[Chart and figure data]
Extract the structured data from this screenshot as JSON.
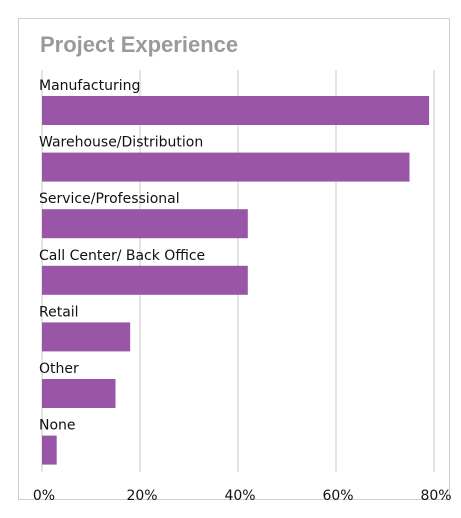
{
  "chart_data": {
    "type": "hbar",
    "title": "Project Experience",
    "categories": [
      "Manufacturing",
      "Warehouse/Distribution",
      "Service/Professional",
      "Call Center/ Back Office",
      "Retail",
      "Other",
      "None"
    ],
    "values": [
      79,
      75,
      42,
      42,
      18,
      15,
      3
    ],
    "color": "#9a56a6",
    "xlim": [
      0,
      80
    ],
    "xticks": [
      {
        "value": 0,
        "label": "0%"
      },
      {
        "value": 20,
        "label": "20%"
      },
      {
        "value": 40,
        "label": "40%"
      },
      {
        "value": 60,
        "label": "60%"
      },
      {
        "value": 80,
        "label": "80%"
      }
    ],
    "grid": true
  }
}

(TASK BRIEF)
Reproduce all of the material above word for word. Omit the pictures.

(TASK OUTPUT)
Extract the structured data from this screenshot as JSON.
{
  "chart_data": {
    "type": "hbar",
    "title": "Project Experience",
    "categories": [
      "Manufacturing",
      "Warehouse/Distribution",
      "Service/Professional",
      "Call Center/ Back Office",
      "Retail",
      "Other",
      "None"
    ],
    "values": [
      79,
      75,
      42,
      42,
      18,
      15,
      3
    ],
    "color": "#9a56a6",
    "xlim": [
      0,
      80
    ],
    "xticks": [
      {
        "value": 0,
        "label": "0%"
      },
      {
        "value": 20,
        "label": "20%"
      },
      {
        "value": 40,
        "label": "40%"
      },
      {
        "value": 60,
        "label": "60%"
      },
      {
        "value": 80,
        "label": "80%"
      }
    ],
    "grid": true
  }
}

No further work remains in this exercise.